## [Task details]
Please output every line of the material as it stands, without the pictures.

## [Data]
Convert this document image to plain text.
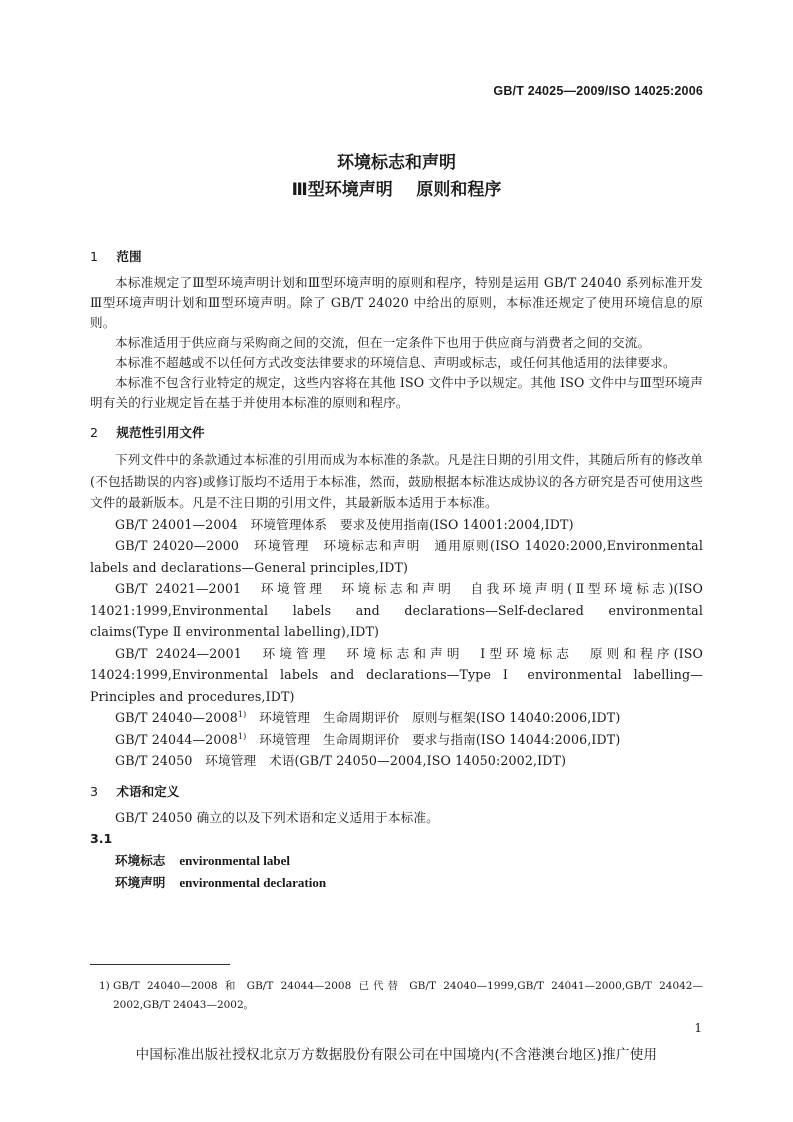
GB/T 24025—2009/ISO 14025:2006
环境标志和声明
Ⅲ型环境声明    原则和程序
1 范围

本标准规定了Ⅲ型环境声明计划和Ⅲ型环境声明的原则和程序，特别是运用 GB/T 24040 系列标准开发Ⅲ型环境声明计划和Ⅲ型环境声明。除了 GB/T 24020 中给出的原则，本标准还规定了使用环境信息的原则。

本标准适用于供应商与采购商之间的交流，但在一定条件下也用于供应商与消费者之间的交流。

本标准不超越或不以任何方式改变法律要求的环境信息、声明或标志，或任何其他适用的法律要求。

本标准不包含行业特定的规定，这些内容将在其他 ISO 文件中予以规定。其他 ISO 文件中与Ⅲ型环境声明有关的行业规定旨在基于并使用本标准的原则和程序。

2 规范性引用文件

下列文件中的条款通过本标准的引用而成为本标准的条款。凡是注日期的引用文件，其随后所有的修改单(不包括勘误的内容)或修订版均不适用于本标准，然而，鼓励根据本标准达成协议的各方研究是否可使用这些文件的最新版本。凡是不注日期的引用文件，其最新版本适用于本标准。

GB/T 24001—2004　 环境管理体系　要求及使用指南(ISO 14001:2004,IDT)

GB/T 24020—2000　 环境管理　环境标志和声明　通用原则(ISO 14020:2000,Environmental labels and declarations—General principles,IDT)

GB/T 24021—2001　 环境管理　环境标志和声明　自我环境声明(Ⅱ型环境标志)(ISO 14021:1999,Environmental labels and declarations—Self-declared environmental claims(Type Ⅱ environmental labelling),IDT)

GB/T 24024—2001　 环境管理　环境标志和声明　Ⅰ型环境标志　原则和程序(ISO 14024:1999,Environmental labels and declarations—Type Ⅰ environmental labelling—Principles and procedures,IDT)

GB/T 24040—2008$^{1)}$　 环境管理　生命周期评价　原则与框架(ISO 14040:2006,IDT)

GB/T 24044—2008$^{1)}$　 环境管理　生命周期评价　要求与指南(ISO 14044:2006,IDT)

GB/T 24050　 环境管理　术语(GB/T 24050—2004,ISO 14050:2002,IDT)

3 术语和定义

GB/T 24050 确立的以及下列术语和定义适用于本标准。

3.1
环境标志 environmental label
环境声明 environmental declaration
1) GB/T 24040—2008 和 GB/T 24044—2008 已代替 GB/T 24040—1999,GB/T 24041—2000,GB/T 24042—2002,GB/T 24043—2002。
1
中国标准出版社授权北京万方数据股份有限公司在中国境内(不含港澳台地区)推广使用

## [Worked solution]
Convert this document image to plain text.
GB/T 24025—2009/ISO 14025:2006
环境标志和声明
Ⅲ型环境声明    原则和程序
1 范围

本标准规定了Ⅲ型环境声明计划和Ⅲ型环境声明的原则和程序，特别是运用 GB/T 24040 系列标准开发Ⅲ型环境声明计划和Ⅲ型环境声明。除了 GB/T 24020 中给出的原则，本标准还规定了使用环境信息的原则。

本标准适用于供应商与采购商之间的交流，但在一定条件下也用于供应商与消费者之间的交流。

本标准不超越或不以任何方式改变法律要求的环境信息、声明或标志，或任何其他适用的法律要求。

本标准不包含行业特定的规定，这些内容将在其他 ISO 文件中予以规定。其他 ISO 文件中与Ⅲ型环境声明有关的行业规定旨在基于并使用本标准的原则和程序。

2 规范性引用文件

下列文件中的条款通过本标准的引用而成为本标准的条款。凡是注日期的引用文件，其随后所有的修改单(不包括勘误的内容)或修订版均不适用于本标准，然而，鼓励根据本标准达成协议的各方研究是否可使用这些文件的最新版本。凡是不注日期的引用文件，其最新版本适用于本标准。

GB/T 24001—2004　 环境管理体系　要求及使用指南(ISO 14001:2004,IDT)

GB/T 24020—2000　 环境管理　环境标志和声明　通用原则(ISO 14020:2000,Environmental labels and declarations—General principles,IDT)

GB/T 24021—2001　 环境管理　环境标志和声明　自我环境声明(Ⅱ型环境标志)(ISO 14021:1999,Environmental labels and declarations—Self-declared environmental claims(Type Ⅱ environmental labelling),IDT)

GB/T 24024—2001　 环境管理　环境标志和声明　Ⅰ型环境标志　原则和程序(ISO 14024:1999,Environmental labels and declarations—Type Ⅰ environmental labelling—Principles and procedures,IDT)

GB/T 24040—2008$^{1)}$　 环境管理　生命周期评价　原则与框架(ISO 14040:2006,IDT)

GB/T 24044—2008$^{1)}$　 环境管理　生命周期评价　要求与指南(ISO 14044:2006,IDT)

GB/T 24050　 环境管理　术语(GB/T 24050—2004,ISO 14050:2002,IDT)

3 术语和定义

GB/T 24050 确立的以及下列术语和定义适用于本标准。

3.1
环境标志 environmental label
环境声明 environmental declaration
1) GB/T 24040—2008 和 GB/T 24044—2008 已代替 GB/T 24040—1999,GB/T 24041—2000,GB/T 24042—2002,GB/T 24043—2002。
1
中国标准出版社授权北京万方数据股份有限公司在中国境内(不含港澳台地区)推广使用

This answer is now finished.